• DATA LINES:
'''

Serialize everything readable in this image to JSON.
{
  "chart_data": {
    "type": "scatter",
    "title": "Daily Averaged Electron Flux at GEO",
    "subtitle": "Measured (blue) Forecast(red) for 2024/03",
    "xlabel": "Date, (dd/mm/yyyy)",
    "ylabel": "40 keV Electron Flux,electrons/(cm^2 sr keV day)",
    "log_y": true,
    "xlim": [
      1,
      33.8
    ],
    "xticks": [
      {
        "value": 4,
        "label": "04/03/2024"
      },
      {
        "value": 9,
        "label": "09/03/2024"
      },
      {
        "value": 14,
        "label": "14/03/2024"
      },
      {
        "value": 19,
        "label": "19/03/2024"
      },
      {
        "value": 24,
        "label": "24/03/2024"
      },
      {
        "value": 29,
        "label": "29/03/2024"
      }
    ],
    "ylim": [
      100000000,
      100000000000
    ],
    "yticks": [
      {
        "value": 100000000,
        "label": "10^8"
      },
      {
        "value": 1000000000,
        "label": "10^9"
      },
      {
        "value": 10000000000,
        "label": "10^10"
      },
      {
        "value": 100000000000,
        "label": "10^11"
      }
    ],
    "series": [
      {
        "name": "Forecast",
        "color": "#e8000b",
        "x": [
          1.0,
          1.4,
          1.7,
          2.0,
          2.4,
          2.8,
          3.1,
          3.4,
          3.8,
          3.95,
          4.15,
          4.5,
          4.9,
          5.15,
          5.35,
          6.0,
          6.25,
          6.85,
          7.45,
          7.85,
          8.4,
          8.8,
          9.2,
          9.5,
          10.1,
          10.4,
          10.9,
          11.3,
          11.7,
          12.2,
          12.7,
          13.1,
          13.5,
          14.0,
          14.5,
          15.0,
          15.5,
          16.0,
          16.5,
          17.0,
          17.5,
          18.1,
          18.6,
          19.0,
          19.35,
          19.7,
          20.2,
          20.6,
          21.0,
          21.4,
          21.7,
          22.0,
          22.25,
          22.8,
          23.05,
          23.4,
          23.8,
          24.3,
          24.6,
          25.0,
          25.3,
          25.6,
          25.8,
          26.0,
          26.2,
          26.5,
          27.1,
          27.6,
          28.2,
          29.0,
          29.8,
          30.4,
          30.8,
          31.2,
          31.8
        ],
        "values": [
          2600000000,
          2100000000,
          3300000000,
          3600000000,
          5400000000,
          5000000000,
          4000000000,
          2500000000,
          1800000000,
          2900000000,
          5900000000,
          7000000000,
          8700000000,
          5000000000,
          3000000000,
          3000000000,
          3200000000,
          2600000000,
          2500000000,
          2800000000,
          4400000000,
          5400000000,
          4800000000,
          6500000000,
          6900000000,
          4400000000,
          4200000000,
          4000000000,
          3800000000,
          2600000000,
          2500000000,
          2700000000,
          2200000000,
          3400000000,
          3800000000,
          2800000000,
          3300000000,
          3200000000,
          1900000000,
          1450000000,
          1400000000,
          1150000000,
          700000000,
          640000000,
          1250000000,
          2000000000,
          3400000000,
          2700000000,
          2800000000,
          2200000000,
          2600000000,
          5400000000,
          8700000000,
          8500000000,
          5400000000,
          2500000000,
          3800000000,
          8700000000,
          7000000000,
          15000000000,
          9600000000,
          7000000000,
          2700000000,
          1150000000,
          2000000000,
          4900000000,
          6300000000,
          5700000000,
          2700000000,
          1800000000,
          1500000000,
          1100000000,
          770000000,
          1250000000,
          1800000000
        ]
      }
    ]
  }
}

'''

• INSTRUCTIONS TO FOLLOW: Copy out each line above, character for character.

• EXPECTED OUTPUT:
Serialize everything readable in this image to JSON.
{
  "chart_data": {
    "type": "scatter",
    "title": "Daily Averaged Electron Flux at GEO",
    "subtitle": "Measured (blue) Forecast(red) for 2024/03",
    "xlabel": "Date, (dd/mm/yyyy)",
    "ylabel": "40 keV Electron Flux,electrons/(cm^2 sr keV day)",
    "log_y": true,
    "xlim": [
      1,
      33.8
    ],
    "xticks": [
      {
        "value": 4,
        "label": "04/03/2024"
      },
      {
        "value": 9,
        "label": "09/03/2024"
      },
      {
        "value": 14,
        "label": "14/03/2024"
      },
      {
        "value": 19,
        "label": "19/03/2024"
      },
      {
        "value": 24,
        "label": "24/03/2024"
      },
      {
        "value": 29,
        "label": "29/03/2024"
      }
    ],
    "ylim": [
      100000000,
      100000000000
    ],
    "yticks": [
      {
        "value": 100000000,
        "label": "10^8"
      },
      {
        "value": 1000000000,
        "label": "10^9"
      },
      {
        "value": 10000000000,
        "label": "10^10"
      },
      {
        "value": 100000000000,
        "label": "10^11"
      }
    ],
    "series": [
      {
        "name": "Forecast",
        "color": "#e8000b",
        "x": [
          1.0,
          1.4,
          1.7,
          2.0,
          2.4,
          2.8,
          3.1,
          3.4,
          3.8,
          3.95,
          4.15,
          4.5,
          4.9,
          5.15,
          5.35,
          6.0,
          6.25,
          6.85,
          7.45,
          7.85,
          8.4,
          8.8,
          9.2,
          9.5,
          10.1,
          10.4,
          10.9,
          11.3,
          11.7,
          12.2,
          12.7,
          13.1,
          13.5,
          14.0,
          14.5,
          15.0,
          15.5,
          16.0,
          16.5,
          17.0,
          17.5,
          18.1,
          18.6,
          19.0,
          19.35,
          19.7,
          20.2,
          20.6,
          21.0,
          21.4,
          21.7,
          22.0,
          22.25,
          22.8,
          23.05,
          23.4,
          23.8,
          24.3,
          24.6,
          25.0,
          25.3,
          25.6,
          25.8,
          26.0,
          26.2,
          26.5,
          27.1,
          27.6,
          28.2,
          29.0,
          29.8,
          30.4,
          30.8,
          31.2,
          31.8
        ],
        "values": [
          2600000000,
          2100000000,
          3300000000,
          3600000000,
          5400000000,
          5000000000,
          4000000000,
          2500000000,
          1800000000,
          2900000000,
          5900000000,
          7000000000,
          8700000000,
          5000000000,
          3000000000,
          3000000000,
          3200000000,
          2600000000,
          2500000000,
          2800000000,
          4400000000,
          5400000000,
          4800000000,
          6500000000,
          6900000000,
          4400000000,
          4200000000,
          4000000000,
          3800000000,
          2600000000,
          2500000000,
          2700000000,
          2200000000,
          3400000000,
          3800000000,
          2800000000,
          3300000000,
          3200000000,
          1900000000,
          1450000000,
          1400000000,
          1150000000,
          700000000,
          640000000,
          1250000000,
          2000000000,
          3400000000,
          2700000000,
          2800000000,
          2200000000,
          2600000000,
          5400000000,
          8700000000,
          8500000000,
          5400000000,
          2500000000,
          3800000000,
          8700000000,
          7000000000,
          15000000000,
          9600000000,
          7000000000,
          2700000000,
          1150000000,
          2000000000,
          4900000000,
          6300000000,
          5700000000,
          2700000000,
          1800000000,
          1500000000,
          1100000000,
          770000000,
          1250000000,
          1800000000
        ]
      }
    ]
  }
}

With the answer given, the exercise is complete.